What you have to do:
Write out every line of the material below without changing a single character, and leave the pictures out.

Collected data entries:
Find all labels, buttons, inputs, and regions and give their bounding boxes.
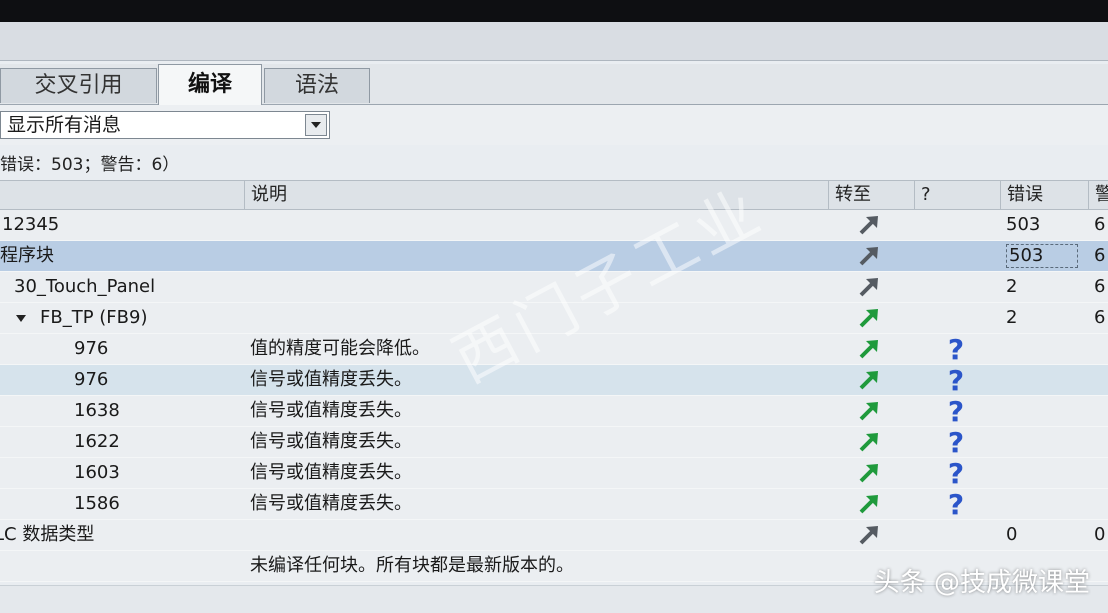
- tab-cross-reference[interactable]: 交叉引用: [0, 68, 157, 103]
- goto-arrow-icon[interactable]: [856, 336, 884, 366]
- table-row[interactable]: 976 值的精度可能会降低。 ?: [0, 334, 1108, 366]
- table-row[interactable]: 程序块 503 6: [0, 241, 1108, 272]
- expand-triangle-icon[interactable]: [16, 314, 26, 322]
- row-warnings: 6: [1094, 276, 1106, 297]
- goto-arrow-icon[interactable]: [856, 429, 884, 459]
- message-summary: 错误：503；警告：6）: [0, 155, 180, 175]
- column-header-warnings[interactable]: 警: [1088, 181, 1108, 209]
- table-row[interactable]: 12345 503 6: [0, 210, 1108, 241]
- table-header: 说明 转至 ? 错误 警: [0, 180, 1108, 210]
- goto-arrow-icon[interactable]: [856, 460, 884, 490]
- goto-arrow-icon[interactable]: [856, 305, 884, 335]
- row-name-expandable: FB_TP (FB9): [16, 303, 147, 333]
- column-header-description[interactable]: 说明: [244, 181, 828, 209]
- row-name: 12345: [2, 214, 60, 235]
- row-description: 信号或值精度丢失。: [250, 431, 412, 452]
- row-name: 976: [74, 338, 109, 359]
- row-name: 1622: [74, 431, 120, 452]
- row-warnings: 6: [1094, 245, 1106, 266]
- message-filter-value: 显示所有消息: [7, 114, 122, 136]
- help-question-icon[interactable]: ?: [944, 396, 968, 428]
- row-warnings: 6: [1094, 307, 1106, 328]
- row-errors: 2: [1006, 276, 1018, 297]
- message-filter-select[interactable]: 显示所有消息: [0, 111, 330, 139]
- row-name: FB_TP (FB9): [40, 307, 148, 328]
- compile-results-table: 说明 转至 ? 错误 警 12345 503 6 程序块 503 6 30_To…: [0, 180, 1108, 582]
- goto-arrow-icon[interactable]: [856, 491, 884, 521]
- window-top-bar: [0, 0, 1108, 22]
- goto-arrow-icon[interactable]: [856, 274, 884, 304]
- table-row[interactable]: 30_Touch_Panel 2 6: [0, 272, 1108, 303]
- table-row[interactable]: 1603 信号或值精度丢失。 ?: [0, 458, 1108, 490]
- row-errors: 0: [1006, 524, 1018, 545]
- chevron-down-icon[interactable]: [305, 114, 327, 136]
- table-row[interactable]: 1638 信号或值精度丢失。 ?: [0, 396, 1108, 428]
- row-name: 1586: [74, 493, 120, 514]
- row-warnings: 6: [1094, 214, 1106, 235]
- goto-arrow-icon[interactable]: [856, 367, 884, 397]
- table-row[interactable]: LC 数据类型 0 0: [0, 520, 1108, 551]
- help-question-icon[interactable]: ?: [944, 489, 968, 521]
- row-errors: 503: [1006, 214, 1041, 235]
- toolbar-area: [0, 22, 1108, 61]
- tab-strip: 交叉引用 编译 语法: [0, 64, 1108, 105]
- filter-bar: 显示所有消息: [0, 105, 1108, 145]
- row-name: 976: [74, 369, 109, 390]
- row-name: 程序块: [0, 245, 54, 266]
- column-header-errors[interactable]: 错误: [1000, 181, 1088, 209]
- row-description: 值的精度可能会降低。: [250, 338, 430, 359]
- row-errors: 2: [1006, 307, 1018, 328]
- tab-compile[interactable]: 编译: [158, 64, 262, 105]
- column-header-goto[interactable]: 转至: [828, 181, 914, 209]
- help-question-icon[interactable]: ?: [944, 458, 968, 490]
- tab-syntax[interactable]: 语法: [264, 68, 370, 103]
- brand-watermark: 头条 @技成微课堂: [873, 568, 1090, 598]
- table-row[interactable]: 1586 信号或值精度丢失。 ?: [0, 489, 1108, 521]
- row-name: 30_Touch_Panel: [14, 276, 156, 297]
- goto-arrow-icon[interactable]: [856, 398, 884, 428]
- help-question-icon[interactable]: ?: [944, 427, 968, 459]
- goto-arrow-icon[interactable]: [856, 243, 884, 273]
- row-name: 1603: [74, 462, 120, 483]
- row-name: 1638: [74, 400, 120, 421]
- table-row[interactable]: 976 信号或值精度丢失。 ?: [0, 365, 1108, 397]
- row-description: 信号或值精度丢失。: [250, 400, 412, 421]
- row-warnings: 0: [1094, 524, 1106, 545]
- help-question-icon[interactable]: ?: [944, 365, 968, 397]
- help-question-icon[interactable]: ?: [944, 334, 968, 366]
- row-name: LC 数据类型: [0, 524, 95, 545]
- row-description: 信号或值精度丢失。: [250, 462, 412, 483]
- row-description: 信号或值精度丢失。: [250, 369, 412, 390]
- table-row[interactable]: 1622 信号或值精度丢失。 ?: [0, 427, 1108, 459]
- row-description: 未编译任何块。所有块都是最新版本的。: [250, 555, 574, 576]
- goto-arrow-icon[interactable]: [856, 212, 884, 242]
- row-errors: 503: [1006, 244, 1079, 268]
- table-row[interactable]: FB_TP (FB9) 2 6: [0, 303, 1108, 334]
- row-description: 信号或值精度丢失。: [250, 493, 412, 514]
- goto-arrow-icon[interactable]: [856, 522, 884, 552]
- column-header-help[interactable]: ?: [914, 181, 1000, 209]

Correct output:
Find all labels, buttons, inputs, and regions and give their bounding boxes.
- tab-cross-reference[interactable]: 交叉引用: [0, 68, 157, 103]
- goto-arrow-icon[interactable]: [856, 336, 884, 366]
- table-row[interactable]: 976 值的精度可能会降低。 ?: [0, 334, 1108, 366]
- table-row[interactable]: 程序块 503 6: [0, 241, 1108, 272]
- expand-triangle-icon[interactable]: [16, 314, 26, 322]
- row-warnings: 6: [1094, 276, 1106, 297]
- goto-arrow-icon[interactable]: [856, 429, 884, 459]
- message-summary: 错误：503；警告：6）: [0, 155, 180, 175]
- column-header-warnings[interactable]: 警: [1088, 181, 1108, 209]
- table-row[interactable]: 12345 503 6: [0, 210, 1108, 241]
- table-header: 说明 转至 ? 错误 警: [0, 180, 1108, 210]
- goto-arrow-icon[interactable]: [856, 460, 884, 490]
- goto-arrow-icon[interactable]: [856, 305, 884, 335]
- row-name-expandable: FB_TP (FB9): [16, 303, 147, 333]
- column-header-description[interactable]: 说明: [244, 181, 828, 209]
- row-name: 12345: [2, 214, 60, 235]
- row-description: 信号或值精度丢失。: [250, 431, 412, 452]
- row-name: 976: [74, 338, 109, 359]
- row-name: 1622: [74, 431, 120, 452]
- row-warnings: 6: [1094, 245, 1106, 266]
- message-filter-value: 显示所有消息: [7, 114, 122, 136]
- help-question-icon[interactable]: ?: [944, 396, 968, 428]
- row-warnings: 6: [1094, 307, 1106, 328]
- row-errors: 2: [1006, 276, 1018, 297]
- message-filter-select[interactable]: 显示所有消息: [0, 111, 330, 139]
- row-name: FB_TP (FB9): [40, 307, 148, 328]
- compile-results-table: 说明 转至 ? 错误 警 12345 503 6 程序块 503 6 30_To…: [0, 180, 1108, 582]
- goto-arrow-icon[interactable]: [856, 491, 884, 521]
- window-top-bar: [0, 0, 1108, 22]
- goto-arrow-icon[interactable]: [856, 274, 884, 304]
- table-row[interactable]: 30_Touch_Panel 2 6: [0, 272, 1108, 303]
- table-row[interactable]: 1603 信号或值精度丢失。 ?: [0, 458, 1108, 490]
- row-errors: 0: [1006, 524, 1018, 545]
- chevron-down-icon[interactable]: [305, 114, 327, 136]
- table-row[interactable]: 1638 信号或值精度丢失。 ?: [0, 396, 1108, 428]
- row-name: 1586: [74, 493, 120, 514]
- row-warnings: 6: [1094, 214, 1106, 235]
- goto-arrow-icon[interactable]: [856, 367, 884, 397]
- table-row[interactable]: LC 数据类型 0 0: [0, 520, 1108, 551]
- help-question-icon[interactable]: ?: [944, 489, 968, 521]
- row-errors: 503: [1006, 214, 1041, 235]
- toolbar-area: [0, 22, 1108, 61]
- tab-strip: 交叉引用 编译 语法: [0, 64, 1108, 105]
- filter-bar: 显示所有消息: [0, 105, 1108, 145]
- row-name: 976: [74, 369, 109, 390]
- row-name: 程序块: [0, 245, 54, 266]
- column-header-errors[interactable]: 错误: [1000, 181, 1088, 209]
- row-description: 值的精度可能会降低。: [250, 338, 430, 359]
- row-errors: 2: [1006, 307, 1018, 328]
- tab-compile[interactable]: 编译: [158, 64, 262, 105]
- column-header-goto[interactable]: 转至: [828, 181, 914, 209]
- help-question-icon[interactable]: ?: [944, 458, 968, 490]
- tab-syntax[interactable]: 语法: [264, 68, 370, 103]
- brand-watermark: 头条 @技成微课堂: [873, 568, 1090, 598]
- table-row[interactable]: 1586 信号或值精度丢失。 ?: [0, 489, 1108, 521]
- row-name: 30_Touch_Panel: [14, 276, 156, 297]
- goto-arrow-icon[interactable]: [856, 398, 884, 428]
- help-question-icon[interactable]: ?: [944, 427, 968, 459]
- goto-arrow-icon[interactable]: [856, 243, 884, 273]
- row-name: 1603: [74, 462, 120, 483]
- row-name: 1638: [74, 400, 120, 421]
- table-row[interactable]: 976 信号或值精度丢失。 ?: [0, 365, 1108, 397]
- row-description: 信号或值精度丢失。: [250, 400, 412, 421]
- row-warnings: 0: [1094, 524, 1106, 545]
- help-question-icon[interactable]: ?: [944, 365, 968, 397]
- help-question-icon[interactable]: ?: [944, 334, 968, 366]
- row-name: LC 数据类型: [0, 524, 95, 545]
- row-description: 信号或值精度丢失。: [250, 462, 412, 483]
- row-description: 信号或值精度丢失。: [250, 369, 412, 390]
- table-row[interactable]: 1622 信号或值精度丢失。 ?: [0, 427, 1108, 459]
- row-description: 未编译任何块。所有块都是最新版本的。: [250, 555, 574, 576]
- goto-arrow-icon[interactable]: [856, 212, 884, 242]
- row-errors: 503: [1006, 244, 1079, 268]
- table-row[interactable]: FB_TP (FB9) 2 6: [0, 303, 1108, 334]
- row-description: 信号或值精度丢失。: [250, 493, 412, 514]
- goto-arrow-icon[interactable]: [856, 522, 884, 552]
- column-header-help[interactable]: ?: [914, 181, 1000, 209]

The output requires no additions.